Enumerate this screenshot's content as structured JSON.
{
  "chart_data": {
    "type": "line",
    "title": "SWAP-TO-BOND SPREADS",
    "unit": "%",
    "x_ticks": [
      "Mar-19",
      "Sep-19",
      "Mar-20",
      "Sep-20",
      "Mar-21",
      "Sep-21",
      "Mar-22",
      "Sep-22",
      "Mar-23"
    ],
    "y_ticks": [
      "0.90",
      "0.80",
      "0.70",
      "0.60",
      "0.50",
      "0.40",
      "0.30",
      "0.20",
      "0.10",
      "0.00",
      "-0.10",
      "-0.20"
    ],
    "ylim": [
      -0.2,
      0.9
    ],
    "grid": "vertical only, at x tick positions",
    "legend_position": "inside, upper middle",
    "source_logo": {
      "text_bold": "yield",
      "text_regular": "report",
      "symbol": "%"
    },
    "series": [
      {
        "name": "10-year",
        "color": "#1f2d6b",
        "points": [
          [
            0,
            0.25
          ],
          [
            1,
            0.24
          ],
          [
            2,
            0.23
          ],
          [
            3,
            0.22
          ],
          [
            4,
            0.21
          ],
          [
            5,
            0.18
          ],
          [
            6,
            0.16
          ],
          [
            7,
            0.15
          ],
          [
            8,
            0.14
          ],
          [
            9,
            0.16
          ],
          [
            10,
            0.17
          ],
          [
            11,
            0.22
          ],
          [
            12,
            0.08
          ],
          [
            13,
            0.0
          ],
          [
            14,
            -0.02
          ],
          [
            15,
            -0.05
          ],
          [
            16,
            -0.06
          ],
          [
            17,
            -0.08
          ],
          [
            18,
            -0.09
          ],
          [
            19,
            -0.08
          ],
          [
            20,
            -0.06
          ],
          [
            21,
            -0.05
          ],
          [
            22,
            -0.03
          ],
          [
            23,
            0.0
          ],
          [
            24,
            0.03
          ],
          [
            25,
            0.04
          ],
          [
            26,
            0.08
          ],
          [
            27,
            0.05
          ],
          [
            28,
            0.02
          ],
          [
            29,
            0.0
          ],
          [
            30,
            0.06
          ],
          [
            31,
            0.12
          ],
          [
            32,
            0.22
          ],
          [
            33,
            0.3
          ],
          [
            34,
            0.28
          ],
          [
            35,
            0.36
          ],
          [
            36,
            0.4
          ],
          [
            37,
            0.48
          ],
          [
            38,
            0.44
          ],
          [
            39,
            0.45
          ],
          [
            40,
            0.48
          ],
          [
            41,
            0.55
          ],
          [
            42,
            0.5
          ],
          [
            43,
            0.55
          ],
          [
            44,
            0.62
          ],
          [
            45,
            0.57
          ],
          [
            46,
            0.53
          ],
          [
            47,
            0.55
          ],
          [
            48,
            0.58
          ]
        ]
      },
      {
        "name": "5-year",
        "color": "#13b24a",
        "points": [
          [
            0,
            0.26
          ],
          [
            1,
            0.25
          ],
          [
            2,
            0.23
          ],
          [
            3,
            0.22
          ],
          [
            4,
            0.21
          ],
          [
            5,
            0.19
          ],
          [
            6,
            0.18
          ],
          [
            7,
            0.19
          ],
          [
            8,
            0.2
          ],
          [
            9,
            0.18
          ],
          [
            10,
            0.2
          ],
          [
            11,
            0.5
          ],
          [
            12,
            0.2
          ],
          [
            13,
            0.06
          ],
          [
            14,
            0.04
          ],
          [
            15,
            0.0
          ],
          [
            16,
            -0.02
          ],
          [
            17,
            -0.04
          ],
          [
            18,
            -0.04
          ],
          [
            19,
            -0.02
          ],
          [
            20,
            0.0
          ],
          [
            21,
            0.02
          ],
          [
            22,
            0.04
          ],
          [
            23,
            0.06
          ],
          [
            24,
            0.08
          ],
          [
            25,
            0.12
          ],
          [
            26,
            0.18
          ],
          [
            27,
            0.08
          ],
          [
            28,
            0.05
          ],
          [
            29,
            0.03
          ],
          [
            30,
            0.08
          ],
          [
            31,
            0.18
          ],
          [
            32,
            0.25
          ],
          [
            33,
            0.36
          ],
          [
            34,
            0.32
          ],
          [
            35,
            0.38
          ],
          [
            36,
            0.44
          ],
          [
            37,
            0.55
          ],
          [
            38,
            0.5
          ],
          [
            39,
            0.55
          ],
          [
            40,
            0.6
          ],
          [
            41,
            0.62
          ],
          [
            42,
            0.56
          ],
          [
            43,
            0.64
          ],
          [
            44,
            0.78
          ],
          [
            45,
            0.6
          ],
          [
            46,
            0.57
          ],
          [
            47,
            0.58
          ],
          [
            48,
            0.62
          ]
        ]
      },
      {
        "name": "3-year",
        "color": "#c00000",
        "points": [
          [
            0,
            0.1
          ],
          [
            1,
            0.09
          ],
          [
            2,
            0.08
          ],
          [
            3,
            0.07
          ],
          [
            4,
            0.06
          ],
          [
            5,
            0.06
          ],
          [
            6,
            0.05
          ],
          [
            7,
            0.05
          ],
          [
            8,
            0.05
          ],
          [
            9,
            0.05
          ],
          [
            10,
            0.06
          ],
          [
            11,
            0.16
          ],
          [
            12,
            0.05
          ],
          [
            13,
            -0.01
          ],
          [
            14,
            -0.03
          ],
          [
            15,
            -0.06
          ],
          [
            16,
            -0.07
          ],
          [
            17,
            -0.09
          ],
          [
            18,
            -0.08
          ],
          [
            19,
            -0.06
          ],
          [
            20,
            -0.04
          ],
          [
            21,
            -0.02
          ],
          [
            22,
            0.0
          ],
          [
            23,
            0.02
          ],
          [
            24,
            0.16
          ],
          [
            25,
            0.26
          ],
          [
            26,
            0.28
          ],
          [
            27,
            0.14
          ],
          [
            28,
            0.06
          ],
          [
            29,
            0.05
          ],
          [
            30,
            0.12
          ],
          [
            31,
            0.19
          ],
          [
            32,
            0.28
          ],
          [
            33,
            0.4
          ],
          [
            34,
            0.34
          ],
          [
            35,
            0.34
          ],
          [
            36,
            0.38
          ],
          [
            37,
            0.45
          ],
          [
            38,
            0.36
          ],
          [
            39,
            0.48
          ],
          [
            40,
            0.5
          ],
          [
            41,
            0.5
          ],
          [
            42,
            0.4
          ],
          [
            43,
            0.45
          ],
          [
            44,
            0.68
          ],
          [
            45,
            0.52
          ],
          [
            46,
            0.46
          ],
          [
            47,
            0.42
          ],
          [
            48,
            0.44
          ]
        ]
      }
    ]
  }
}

============================================================

* _Given exercise_
Transcribe all entries exactly as they are given.

* _Answer for this exercise_
Enumerate this screenshot's content as structured JSON.
{
  "chart_data": {
    "type": "line",
    "title": "SWAP-TO-BOND SPREADS",
    "unit": "%",
    "x_ticks": [
      "Mar-19",
      "Sep-19",
      "Mar-20",
      "Sep-20",
      "Mar-21",
      "Sep-21",
      "Mar-22",
      "Sep-22",
      "Mar-23"
    ],
    "y_ticks": [
      "0.90",
      "0.80",
      "0.70",
      "0.60",
      "0.50",
      "0.40",
      "0.30",
      "0.20",
      "0.10",
      "0.00",
      "-0.10",
      "-0.20"
    ],
    "ylim": [
      -0.2,
      0.9
    ],
    "grid": "vertical only, at x tick positions",
    "legend_position": "inside, upper middle",
    "source_logo": {
      "text_bold": "yield",
      "text_regular": "report",
      "symbol": "%"
    },
    "series": [
      {
        "name": "10-year",
        "color": "#1f2d6b",
        "points": [
          [
            0,
            0.25
          ],
          [
            1,
            0.24
          ],
          [
            2,
            0.23
          ],
          [
            3,
            0.22
          ],
          [
            4,
            0.21
          ],
          [
            5,
            0.18
          ],
          [
            6,
            0.16
          ],
          [
            7,
            0.15
          ],
          [
            8,
            0.14
          ],
          [
            9,
            0.16
          ],
          [
            10,
            0.17
          ],
          [
            11,
            0.22
          ],
          [
            12,
            0.08
          ],
          [
            13,
            0.0
          ],
          [
            14,
            -0.02
          ],
          [
            15,
            -0.05
          ],
          [
            16,
            -0.06
          ],
          [
            17,
            -0.08
          ],
          [
            18,
            -0.09
          ],
          [
            19,
            -0.08
          ],
          [
            20,
            -0.06
          ],
          [
            21,
            -0.05
          ],
          [
            22,
            -0.03
          ],
          [
            23,
            0.0
          ],
          [
            24,
            0.03
          ],
          [
            25,
            0.04
          ],
          [
            26,
            0.08
          ],
          [
            27,
            0.05
          ],
          [
            28,
            0.02
          ],
          [
            29,
            0.0
          ],
          [
            30,
            0.06
          ],
          [
            31,
            0.12
          ],
          [
            32,
            0.22
          ],
          [
            33,
            0.3
          ],
          [
            34,
            0.28
          ],
          [
            35,
            0.36
          ],
          [
            36,
            0.4
          ],
          [
            37,
            0.48
          ],
          [
            38,
            0.44
          ],
          [
            39,
            0.45
          ],
          [
            40,
            0.48
          ],
          [
            41,
            0.55
          ],
          [
            42,
            0.5
          ],
          [
            43,
            0.55
          ],
          [
            44,
            0.62
          ],
          [
            45,
            0.57
          ],
          [
            46,
            0.53
          ],
          [
            47,
            0.55
          ],
          [
            48,
            0.58
          ]
        ]
      },
      {
        "name": "5-year",
        "color": "#13b24a",
        "points": [
          [
            0,
            0.26
          ],
          [
            1,
            0.25
          ],
          [
            2,
            0.23
          ],
          [
            3,
            0.22
          ],
          [
            4,
            0.21
          ],
          [
            5,
            0.19
          ],
          [
            6,
            0.18
          ],
          [
            7,
            0.19
          ],
          [
            8,
            0.2
          ],
          [
            9,
            0.18
          ],
          [
            10,
            0.2
          ],
          [
            11,
            0.5
          ],
          [
            12,
            0.2
          ],
          [
            13,
            0.06
          ],
          [
            14,
            0.04
          ],
          [
            15,
            0.0
          ],
          [
            16,
            -0.02
          ],
          [
            17,
            -0.04
          ],
          [
            18,
            -0.04
          ],
          [
            19,
            -0.02
          ],
          [
            20,
            0.0
          ],
          [
            21,
            0.02
          ],
          [
            22,
            0.04
          ],
          [
            23,
            0.06
          ],
          [
            24,
            0.08
          ],
          [
            25,
            0.12
          ],
          [
            26,
            0.18
          ],
          [
            27,
            0.08
          ],
          [
            28,
            0.05
          ],
          [
            29,
            0.03
          ],
          [
            30,
            0.08
          ],
          [
            31,
            0.18
          ],
          [
            32,
            0.25
          ],
          [
            33,
            0.36
          ],
          [
            34,
            0.32
          ],
          [
            35,
            0.38
          ],
          [
            36,
            0.44
          ],
          [
            37,
            0.55
          ],
          [
            38,
            0.5
          ],
          [
            39,
            0.55
          ],
          [
            40,
            0.6
          ],
          [
            41,
            0.62
          ],
          [
            42,
            0.56
          ],
          [
            43,
            0.64
          ],
          [
            44,
            0.78
          ],
          [
            45,
            0.6
          ],
          [
            46,
            0.57
          ],
          [
            47,
            0.58
          ],
          [
            48,
            0.62
          ]
        ]
      },
      {
        "name": "3-year",
        "color": "#c00000",
        "points": [
          [
            0,
            0.1
          ],
          [
            1,
            0.09
          ],
          [
            2,
            0.08
          ],
          [
            3,
            0.07
          ],
          [
            4,
            0.06
          ],
          [
            5,
            0.06
          ],
          [
            6,
            0.05
          ],
          [
            7,
            0.05
          ],
          [
            8,
            0.05
          ],
          [
            9,
            0.05
          ],
          [
            10,
            0.06
          ],
          [
            11,
            0.16
          ],
          [
            12,
            0.05
          ],
          [
            13,
            -0.01
          ],
          [
            14,
            -0.03
          ],
          [
            15,
            -0.06
          ],
          [
            16,
            -0.07
          ],
          [
            17,
            -0.09
          ],
          [
            18,
            -0.08
          ],
          [
            19,
            -0.06
          ],
          [
            20,
            -0.04
          ],
          [
            21,
            -0.02
          ],
          [
            22,
            0.0
          ],
          [
            23,
            0.02
          ],
          [
            24,
            0.16
          ],
          [
            25,
            0.26
          ],
          [
            26,
            0.28
          ],
          [
            27,
            0.14
          ],
          [
            28,
            0.06
          ],
          [
            29,
            0.05
          ],
          [
            30,
            0.12
          ],
          [
            31,
            0.19
          ],
          [
            32,
            0.28
          ],
          [
            33,
            0.4
          ],
          [
            34,
            0.34
          ],
          [
            35,
            0.34
          ],
          [
            36,
            0.38
          ],
          [
            37,
            0.45
          ],
          [
            38,
            0.36
          ],
          [
            39,
            0.48
          ],
          [
            40,
            0.5
          ],
          [
            41,
            0.5
          ],
          [
            42,
            0.4
          ],
          [
            43,
            0.45
          ],
          [
            44,
            0.68
          ],
          [
            45,
            0.52
          ],
          [
            46,
            0.46
          ],
          [
            47,
            0.42
          ],
          [
            48,
            0.44
          ]
        ]
      }
    ]
  }
}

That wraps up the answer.